PROBLEM TO SOLVE: Retype the data that follows line by line, exactly, and leave its pictures out.

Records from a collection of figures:
****************

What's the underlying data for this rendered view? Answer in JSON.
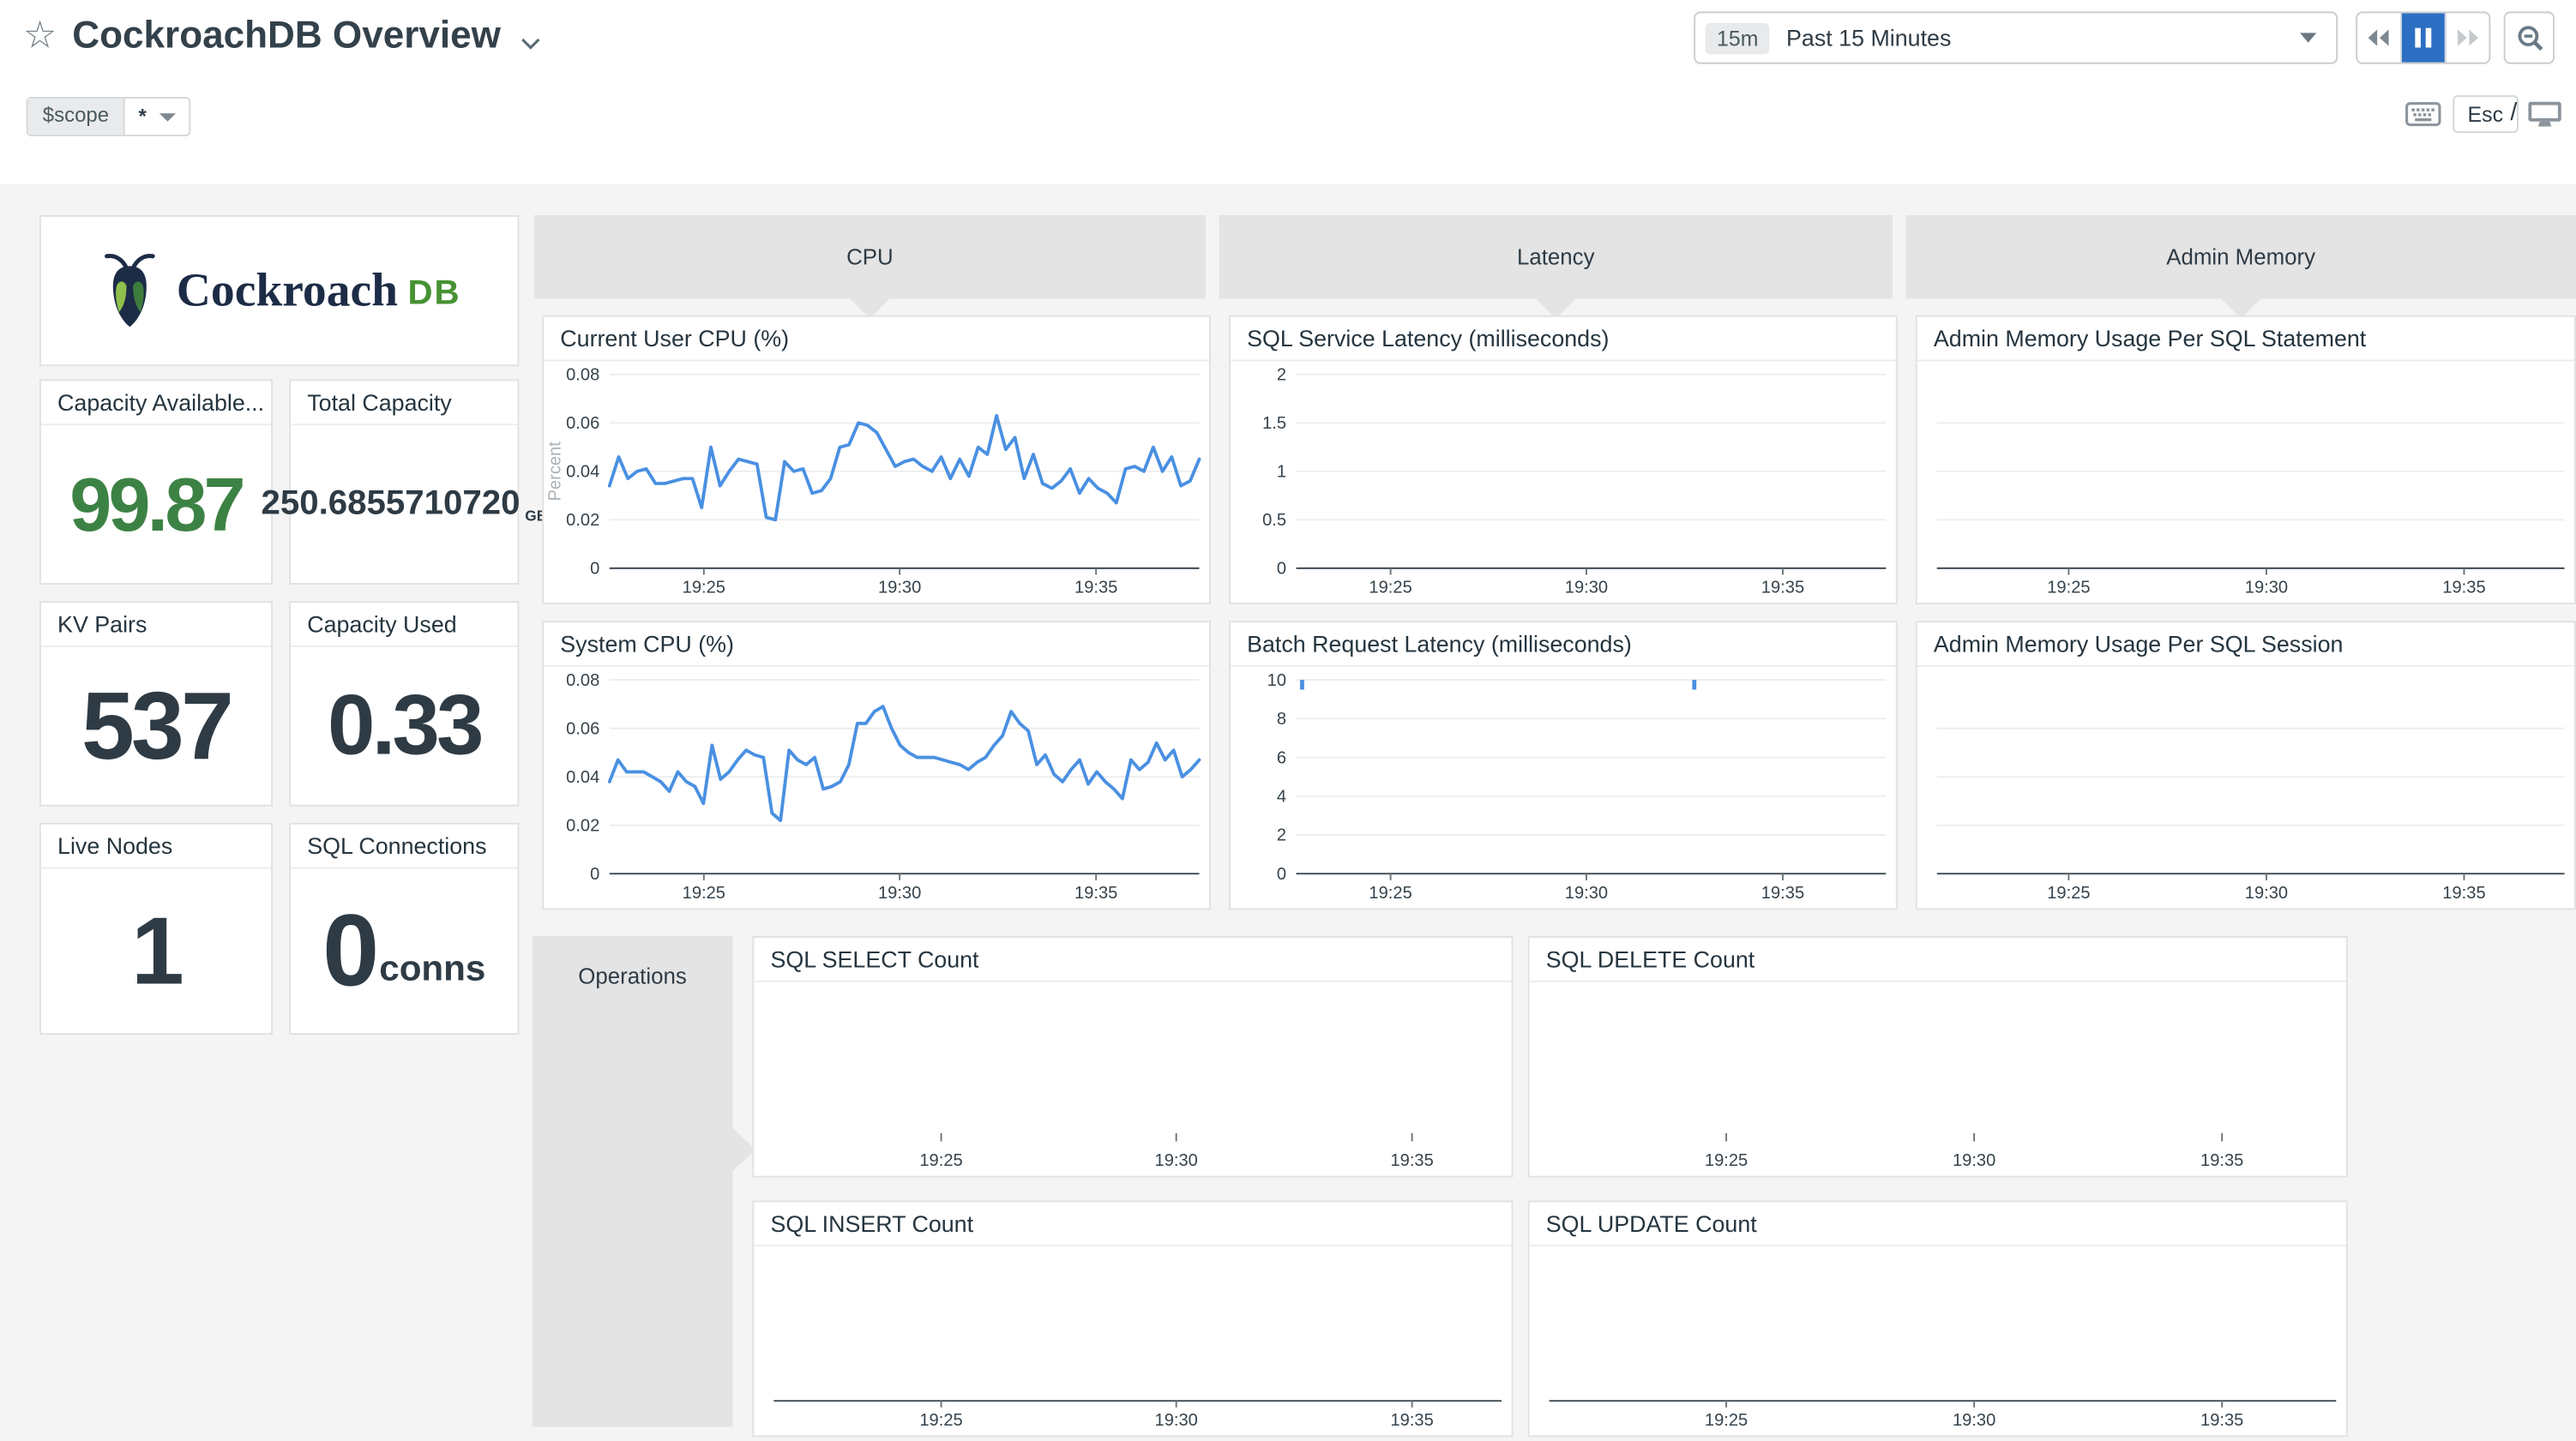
{
  "header": {
    "title": "CockroachDB Overview",
    "time_badge": "15m",
    "time_label": "Past 15 Minutes",
    "esc_key": "Esc",
    "slash": "/"
  },
  "scope": {
    "name": "$scope",
    "value": "*"
  },
  "logo": {
    "word": "Cockroach",
    "db": "DB"
  },
  "groups": {
    "cpu": "CPU",
    "latency": "Latency",
    "admin_memory": "Admin Memory",
    "operations": "Operations"
  },
  "cards": {
    "capacity_available": {
      "title": "Capacity Available...",
      "value": "99.87"
    },
    "total_capacity": {
      "title": "Total Capacity",
      "value": "250.6855710720",
      "unit": "GB"
    },
    "kv_pairs": {
      "title": "KV Pairs",
      "value": "537"
    },
    "capacity_used": {
      "title": "Capacity Used",
      "value": "0.33"
    },
    "live_nodes": {
      "title": "Live Nodes",
      "value": "1"
    },
    "sql_connections": {
      "title": "SQL Connections",
      "value": "0",
      "unit": "conns"
    }
  },
  "colors": {
    "line_blue": "#4a90e2",
    "accent_green": "#3d8245",
    "pause_blue": "#2c6fc2"
  },
  "chart_data": {
    "current_user_cpu": {
      "type": "line",
      "title": "Current User CPU (%)",
      "ylabel": "Percent",
      "ymax": 0.08,
      "yticks": [
        "0.08",
        "0.06",
        "0.04",
        "0.02",
        "0"
      ],
      "xticks": [
        "19:25",
        "19:30",
        "19:35"
      ],
      "xfracs": [
        0.16,
        0.492,
        0.825
      ],
      "baseline": true,
      "color": "#4a90e2",
      "values": [
        0.034,
        0.046,
        0.037,
        0.04,
        0.041,
        0.035,
        0.035,
        0.036,
        0.037,
        0.037,
        0.025,
        0.05,
        0.034,
        0.04,
        0.045,
        0.044,
        0.043,
        0.021,
        0.02,
        0.044,
        0.04,
        0.041,
        0.031,
        0.032,
        0.037,
        0.05,
        0.051,
        0.06,
        0.059,
        0.056,
        0.049,
        0.042,
        0.044,
        0.045,
        0.042,
        0.04,
        0.046,
        0.037,
        0.045,
        0.038,
        0.05,
        0.047,
        0.063,
        0.049,
        0.054,
        0.037,
        0.047,
        0.035,
        0.033,
        0.036,
        0.041,
        0.031,
        0.037,
        0.033,
        0.031,
        0.027,
        0.041,
        0.042,
        0.04,
        0.05,
        0.04,
        0.046,
        0.034,
        0.036,
        0.045
      ]
    },
    "system_cpu": {
      "type": "line",
      "title": "System CPU (%)",
      "ymax": 0.08,
      "yticks": [
        "0.08",
        "0.06",
        "0.04",
        "0.02",
        "0"
      ],
      "xticks": [
        "19:25",
        "19:30",
        "19:35"
      ],
      "xfracs": [
        0.16,
        0.492,
        0.825
      ],
      "baseline": true,
      "color": "#4a90e2",
      "values": [
        0.038,
        0.047,
        0.042,
        0.042,
        0.042,
        0.04,
        0.038,
        0.034,
        0.042,
        0.038,
        0.036,
        0.029,
        0.053,
        0.039,
        0.042,
        0.047,
        0.051,
        0.049,
        0.048,
        0.025,
        0.022,
        0.051,
        0.047,
        0.045,
        0.048,
        0.035,
        0.036,
        0.038,
        0.045,
        0.062,
        0.062,
        0.067,
        0.069,
        0.06,
        0.053,
        0.05,
        0.048,
        0.048,
        0.048,
        0.047,
        0.046,
        0.045,
        0.043,
        0.046,
        0.048,
        0.053,
        0.057,
        0.067,
        0.062,
        0.059,
        0.045,
        0.049,
        0.041,
        0.038,
        0.043,
        0.047,
        0.037,
        0.042,
        0.038,
        0.035,
        0.031,
        0.047,
        0.043,
        0.046,
        0.054,
        0.047,
        0.051,
        0.04,
        0.043,
        0.047
      ]
    },
    "sql_service_latency": {
      "type": "line",
      "title": "SQL Service Latency (milliseconds)",
      "ymax": 2,
      "yticks": [
        "2",
        "1.5",
        "1",
        "0.5",
        "0"
      ],
      "xticks": [
        "19:25",
        "19:30",
        "19:35"
      ],
      "xfracs": [
        0.16,
        0.492,
        0.825
      ],
      "baseline": true,
      "color": "#4a90e2",
      "values": []
    },
    "batch_request_latency": {
      "type": "line",
      "title": "Batch Request Latency (milliseconds)",
      "ymax": 10,
      "yticks": [
        "10",
        "8",
        "6",
        "4",
        "2",
        "0"
      ],
      "xticks": [
        "19:25",
        "19:30",
        "19:35"
      ],
      "xfracs": [
        0.16,
        0.492,
        0.825
      ],
      "baseline": true,
      "color": "#4a90e2",
      "values": [],
      "spikes": [
        [
          0.01,
          10,
          9.5
        ],
        [
          0.675,
          10,
          9.5
        ]
      ]
    },
    "admin_mem_statement": {
      "type": "empty",
      "title": "Admin Memory Usage Per SQL Statement",
      "gridlines": 3,
      "baseline": true,
      "xticks": [
        "19:25",
        "19:30",
        "19:35"
      ],
      "xfracs": [
        0.21,
        0.525,
        0.84
      ]
    },
    "admin_mem_session": {
      "type": "empty",
      "title": "Admin Memory Usage Per SQL Session",
      "gridlines": 3,
      "baseline": true,
      "xticks": [
        "19:25",
        "19:30",
        "19:35"
      ],
      "xfracs": [
        0.21,
        0.525,
        0.84
      ]
    },
    "sql_select": {
      "type": "empty",
      "title": "SQL SELECT Count",
      "baseline": false,
      "xticks": [
        "19:25",
        "19:30",
        "19:35"
      ],
      "xfracs": [
        0.23,
        0.553,
        0.877
      ]
    },
    "sql_delete": {
      "type": "empty",
      "title": "SQL DELETE Count",
      "baseline": false,
      "xticks": [
        "19:25",
        "19:30",
        "19:35"
      ],
      "xfracs": [
        0.225,
        0.54,
        0.855
      ]
    },
    "sql_insert": {
      "type": "empty",
      "title": "SQL INSERT Count",
      "baseline": true,
      "xticks": [
        "19:25",
        "19:30",
        "19:35"
      ],
      "xfracs": [
        0.23,
        0.553,
        0.877
      ]
    },
    "sql_update": {
      "type": "empty",
      "title": "SQL UPDATE Count",
      "baseline": true,
      "xticks": [
        "19:25",
        "19:30",
        "19:35"
      ],
      "xfracs": [
        0.225,
        0.54,
        0.855
      ]
    }
  }
}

****************

TASK SOLUTION:
What's the underlying data for this rendered view? Answer in JSON.
{
  "header": {
    "title": "CockroachDB Overview",
    "time_badge": "15m",
    "time_label": "Past 15 Minutes",
    "esc_key": "Esc",
    "slash": "/"
  },
  "scope": {
    "name": "$scope",
    "value": "*"
  },
  "logo": {
    "word": "Cockroach",
    "db": "DB"
  },
  "groups": {
    "cpu": "CPU",
    "latency": "Latency",
    "admin_memory": "Admin Memory",
    "operations": "Operations"
  },
  "cards": {
    "capacity_available": {
      "title": "Capacity Available...",
      "value": "99.87"
    },
    "total_capacity": {
      "title": "Total Capacity",
      "value": "250.6855710720",
      "unit": "GB"
    },
    "kv_pairs": {
      "title": "KV Pairs",
      "value": "537"
    },
    "capacity_used": {
      "title": "Capacity Used",
      "value": "0.33"
    },
    "live_nodes": {
      "title": "Live Nodes",
      "value": "1"
    },
    "sql_connections": {
      "title": "SQL Connections",
      "value": "0",
      "unit": "conns"
    }
  },
  "colors": {
    "line_blue": "#4a90e2",
    "accent_green": "#3d8245",
    "pause_blue": "#2c6fc2"
  },
  "chart_data": {
    "current_user_cpu": {
      "type": "line",
      "title": "Current User CPU (%)",
      "ylabel": "Percent",
      "ymax": 0.08,
      "yticks": [
        "0.08",
        "0.06",
        "0.04",
        "0.02",
        "0"
      ],
      "xticks": [
        "19:25",
        "19:30",
        "19:35"
      ],
      "xfracs": [
        0.16,
        0.492,
        0.825
      ],
      "baseline": true,
      "color": "#4a90e2",
      "values": [
        0.034,
        0.046,
        0.037,
        0.04,
        0.041,
        0.035,
        0.035,
        0.036,
        0.037,
        0.037,
        0.025,
        0.05,
        0.034,
        0.04,
        0.045,
        0.044,
        0.043,
        0.021,
        0.02,
        0.044,
        0.04,
        0.041,
        0.031,
        0.032,
        0.037,
        0.05,
        0.051,
        0.06,
        0.059,
        0.056,
        0.049,
        0.042,
        0.044,
        0.045,
        0.042,
        0.04,
        0.046,
        0.037,
        0.045,
        0.038,
        0.05,
        0.047,
        0.063,
        0.049,
        0.054,
        0.037,
        0.047,
        0.035,
        0.033,
        0.036,
        0.041,
        0.031,
        0.037,
        0.033,
        0.031,
        0.027,
        0.041,
        0.042,
        0.04,
        0.05,
        0.04,
        0.046,
        0.034,
        0.036,
        0.045
      ]
    },
    "system_cpu": {
      "type": "line",
      "title": "System CPU (%)",
      "ymax": 0.08,
      "yticks": [
        "0.08",
        "0.06",
        "0.04",
        "0.02",
        "0"
      ],
      "xticks": [
        "19:25",
        "19:30",
        "19:35"
      ],
      "xfracs": [
        0.16,
        0.492,
        0.825
      ],
      "baseline": true,
      "color": "#4a90e2",
      "values": [
        0.038,
        0.047,
        0.042,
        0.042,
        0.042,
        0.04,
        0.038,
        0.034,
        0.042,
        0.038,
        0.036,
        0.029,
        0.053,
        0.039,
        0.042,
        0.047,
        0.051,
        0.049,
        0.048,
        0.025,
        0.022,
        0.051,
        0.047,
        0.045,
        0.048,
        0.035,
        0.036,
        0.038,
        0.045,
        0.062,
        0.062,
        0.067,
        0.069,
        0.06,
        0.053,
        0.05,
        0.048,
        0.048,
        0.048,
        0.047,
        0.046,
        0.045,
        0.043,
        0.046,
        0.048,
        0.053,
        0.057,
        0.067,
        0.062,
        0.059,
        0.045,
        0.049,
        0.041,
        0.038,
        0.043,
        0.047,
        0.037,
        0.042,
        0.038,
        0.035,
        0.031,
        0.047,
        0.043,
        0.046,
        0.054,
        0.047,
        0.051,
        0.04,
        0.043,
        0.047
      ]
    },
    "sql_service_latency": {
      "type": "line",
      "title": "SQL Service Latency (milliseconds)",
      "ymax": 2,
      "yticks": [
        "2",
        "1.5",
        "1",
        "0.5",
        "0"
      ],
      "xticks": [
        "19:25",
        "19:30",
        "19:35"
      ],
      "xfracs": [
        0.16,
        0.492,
        0.825
      ],
      "baseline": true,
      "color": "#4a90e2",
      "values": []
    },
    "batch_request_latency": {
      "type": "line",
      "title": "Batch Request Latency (milliseconds)",
      "ymax": 10,
      "yticks": [
        "10",
        "8",
        "6",
        "4",
        "2",
        "0"
      ],
      "xticks": [
        "19:25",
        "19:30",
        "19:35"
      ],
      "xfracs": [
        0.16,
        0.492,
        0.825
      ],
      "baseline": true,
      "color": "#4a90e2",
      "values": [],
      "spikes": [
        [
          0.01,
          10,
          9.5
        ],
        [
          0.675,
          10,
          9.5
        ]
      ]
    },
    "admin_mem_statement": {
      "type": "empty",
      "title": "Admin Memory Usage Per SQL Statement",
      "gridlines": 3,
      "baseline": true,
      "xticks": [
        "19:25",
        "19:30",
        "19:35"
      ],
      "xfracs": [
        0.21,
        0.525,
        0.84
      ]
    },
    "admin_mem_session": {
      "type": "empty",
      "title": "Admin Memory Usage Per SQL Session",
      "gridlines": 3,
      "baseline": true,
      "xticks": [
        "19:25",
        "19:30",
        "19:35"
      ],
      "xfracs": [
        0.21,
        0.525,
        0.84
      ]
    },
    "sql_select": {
      "type": "empty",
      "title": "SQL SELECT Count",
      "baseline": false,
      "xticks": [
        "19:25",
        "19:30",
        "19:35"
      ],
      "xfracs": [
        0.23,
        0.553,
        0.877
      ]
    },
    "sql_delete": {
      "type": "empty",
      "title": "SQL DELETE Count",
      "baseline": false,
      "xticks": [
        "19:25",
        "19:30",
        "19:35"
      ],
      "xfracs": [
        0.225,
        0.54,
        0.855
      ]
    },
    "sql_insert": {
      "type": "empty",
      "title": "SQL INSERT Count",
      "baseline": true,
      "xticks": [
        "19:25",
        "19:30",
        "19:35"
      ],
      "xfracs": [
        0.23,
        0.553,
        0.877
      ]
    },
    "sql_update": {
      "type": "empty",
      "title": "SQL UPDATE Count",
      "baseline": true,
      "xticks": [
        "19:25",
        "19:30",
        "19:35"
      ],
      "xfracs": [
        0.225,
        0.54,
        0.855
      ]
    }
  }
}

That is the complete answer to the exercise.